WHAT YOU WILL DO:
The listing below should be printed exactly, every line of it. Skip the pictures.

EXERCISE MATERIALS:
================================
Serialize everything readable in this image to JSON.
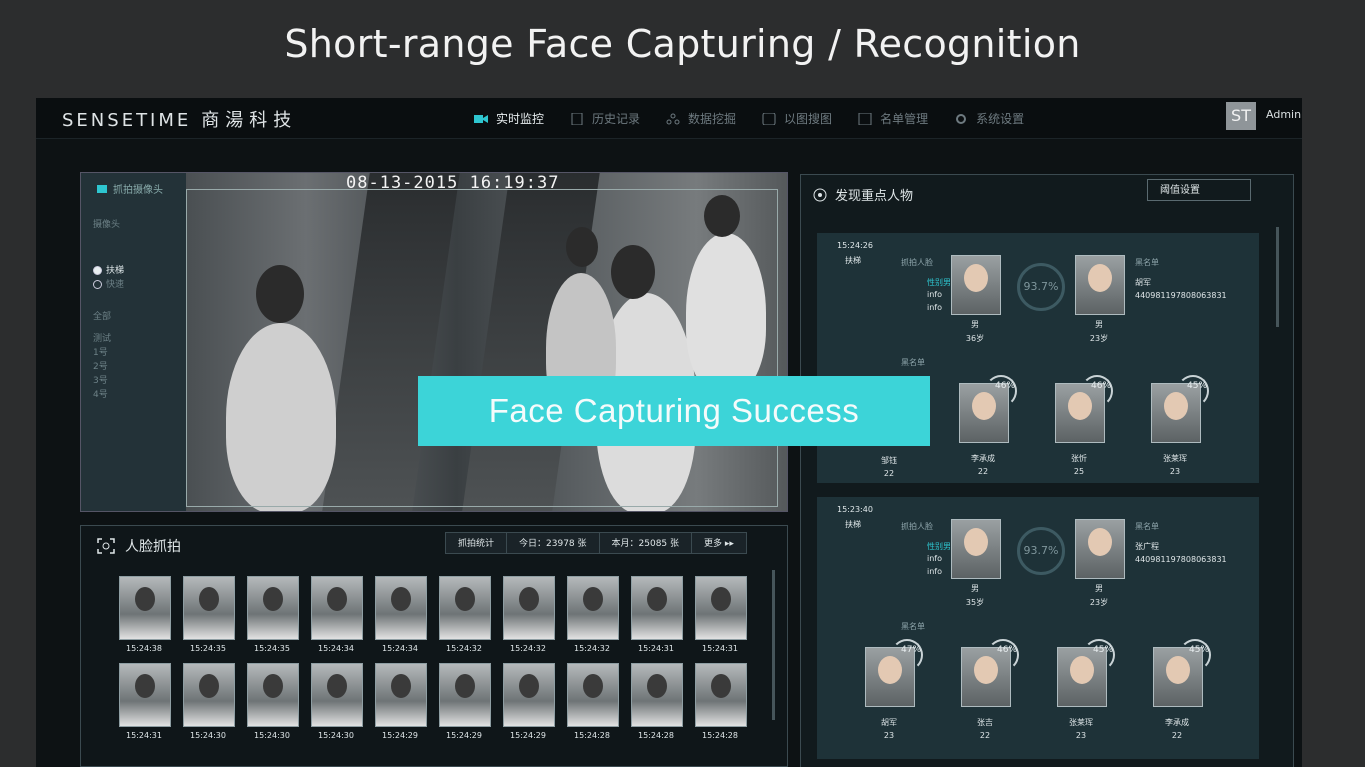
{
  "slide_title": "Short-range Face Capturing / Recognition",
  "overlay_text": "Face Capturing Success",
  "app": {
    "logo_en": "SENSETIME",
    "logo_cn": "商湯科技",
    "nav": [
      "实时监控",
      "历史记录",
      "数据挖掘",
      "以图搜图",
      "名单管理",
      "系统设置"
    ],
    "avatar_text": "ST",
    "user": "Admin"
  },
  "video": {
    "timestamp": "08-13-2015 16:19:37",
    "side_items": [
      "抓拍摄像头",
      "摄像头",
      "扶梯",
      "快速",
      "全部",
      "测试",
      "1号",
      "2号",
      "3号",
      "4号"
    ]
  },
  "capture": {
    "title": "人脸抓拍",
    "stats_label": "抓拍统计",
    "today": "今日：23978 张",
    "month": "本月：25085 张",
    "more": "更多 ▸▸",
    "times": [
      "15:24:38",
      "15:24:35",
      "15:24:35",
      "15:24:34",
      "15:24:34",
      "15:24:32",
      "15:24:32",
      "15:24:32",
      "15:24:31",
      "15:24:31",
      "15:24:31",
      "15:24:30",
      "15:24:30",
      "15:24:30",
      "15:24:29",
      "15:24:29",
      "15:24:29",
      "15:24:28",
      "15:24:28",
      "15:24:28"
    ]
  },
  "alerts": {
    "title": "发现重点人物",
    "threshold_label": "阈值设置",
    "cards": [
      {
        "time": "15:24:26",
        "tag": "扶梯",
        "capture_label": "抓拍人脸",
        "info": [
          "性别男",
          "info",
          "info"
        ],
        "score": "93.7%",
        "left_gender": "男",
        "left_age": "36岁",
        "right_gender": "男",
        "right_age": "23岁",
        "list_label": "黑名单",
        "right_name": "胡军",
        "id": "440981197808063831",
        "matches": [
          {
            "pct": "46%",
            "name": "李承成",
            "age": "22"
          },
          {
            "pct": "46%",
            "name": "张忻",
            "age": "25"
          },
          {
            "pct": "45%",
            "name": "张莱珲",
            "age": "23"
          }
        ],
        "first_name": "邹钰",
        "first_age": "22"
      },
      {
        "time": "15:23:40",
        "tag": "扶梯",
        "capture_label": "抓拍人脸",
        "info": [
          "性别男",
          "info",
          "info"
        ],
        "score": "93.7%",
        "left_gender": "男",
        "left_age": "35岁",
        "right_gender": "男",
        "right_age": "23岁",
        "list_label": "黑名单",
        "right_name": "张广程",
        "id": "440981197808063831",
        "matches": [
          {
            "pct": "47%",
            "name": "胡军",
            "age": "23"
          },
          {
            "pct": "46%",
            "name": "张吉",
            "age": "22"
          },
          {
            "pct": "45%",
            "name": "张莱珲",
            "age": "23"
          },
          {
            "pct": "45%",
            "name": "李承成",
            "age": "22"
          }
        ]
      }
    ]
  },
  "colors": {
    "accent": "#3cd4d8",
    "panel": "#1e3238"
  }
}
================================
FINAL RESULT:
Serialize everything readable in this image to JSON.
{
  "slide_title": "Short-range Face Capturing / Recognition",
  "overlay_text": "Face Capturing Success",
  "app": {
    "logo_en": "SENSETIME",
    "logo_cn": "商湯科技",
    "nav": [
      "实时监控",
      "历史记录",
      "数据挖掘",
      "以图搜图",
      "名单管理",
      "系统设置"
    ],
    "avatar_text": "ST",
    "user": "Admin"
  },
  "video": {
    "timestamp": "08-13-2015 16:19:37",
    "side_items": [
      "抓拍摄像头",
      "摄像头",
      "扶梯",
      "快速",
      "全部",
      "测试",
      "1号",
      "2号",
      "3号",
      "4号"
    ]
  },
  "capture": {
    "title": "人脸抓拍",
    "stats_label": "抓拍统计",
    "today": "今日：23978 张",
    "month": "本月：25085 张",
    "more": "更多 ▸▸",
    "times": [
      "15:24:38",
      "15:24:35",
      "15:24:35",
      "15:24:34",
      "15:24:34",
      "15:24:32",
      "15:24:32",
      "15:24:32",
      "15:24:31",
      "15:24:31",
      "15:24:31",
      "15:24:30",
      "15:24:30",
      "15:24:30",
      "15:24:29",
      "15:24:29",
      "15:24:29",
      "15:24:28",
      "15:24:28",
      "15:24:28"
    ]
  },
  "alerts": {
    "title": "发现重点人物",
    "threshold_label": "阈值设置",
    "cards": [
      {
        "time": "15:24:26",
        "tag": "扶梯",
        "capture_label": "抓拍人脸",
        "info": [
          "性别男",
          "info",
          "info"
        ],
        "score": "93.7%",
        "left_gender": "男",
        "left_age": "36岁",
        "right_gender": "男",
        "right_age": "23岁",
        "list_label": "黑名单",
        "right_name": "胡军",
        "id": "440981197808063831",
        "matches": [
          {
            "pct": "46%",
            "name": "李承成",
            "age": "22"
          },
          {
            "pct": "46%",
            "name": "张忻",
            "age": "25"
          },
          {
            "pct": "45%",
            "name": "张莱珲",
            "age": "23"
          }
        ],
        "first_name": "邹钰",
        "first_age": "22"
      },
      {
        "time": "15:23:40",
        "tag": "扶梯",
        "capture_label": "抓拍人脸",
        "info": [
          "性别男",
          "info",
          "info"
        ],
        "score": "93.7%",
        "left_gender": "男",
        "left_age": "35岁",
        "right_gender": "男",
        "right_age": "23岁",
        "list_label": "黑名单",
        "right_name": "张广程",
        "id": "440981197808063831",
        "matches": [
          {
            "pct": "47%",
            "name": "胡军",
            "age": "23"
          },
          {
            "pct": "46%",
            "name": "张吉",
            "age": "22"
          },
          {
            "pct": "45%",
            "name": "张莱珲",
            "age": "23"
          },
          {
            "pct": "45%",
            "name": "李承成",
            "age": "22"
          }
        ]
      }
    ]
  },
  "colors": {
    "accent": "#3cd4d8",
    "panel": "#1e3238"
  }
}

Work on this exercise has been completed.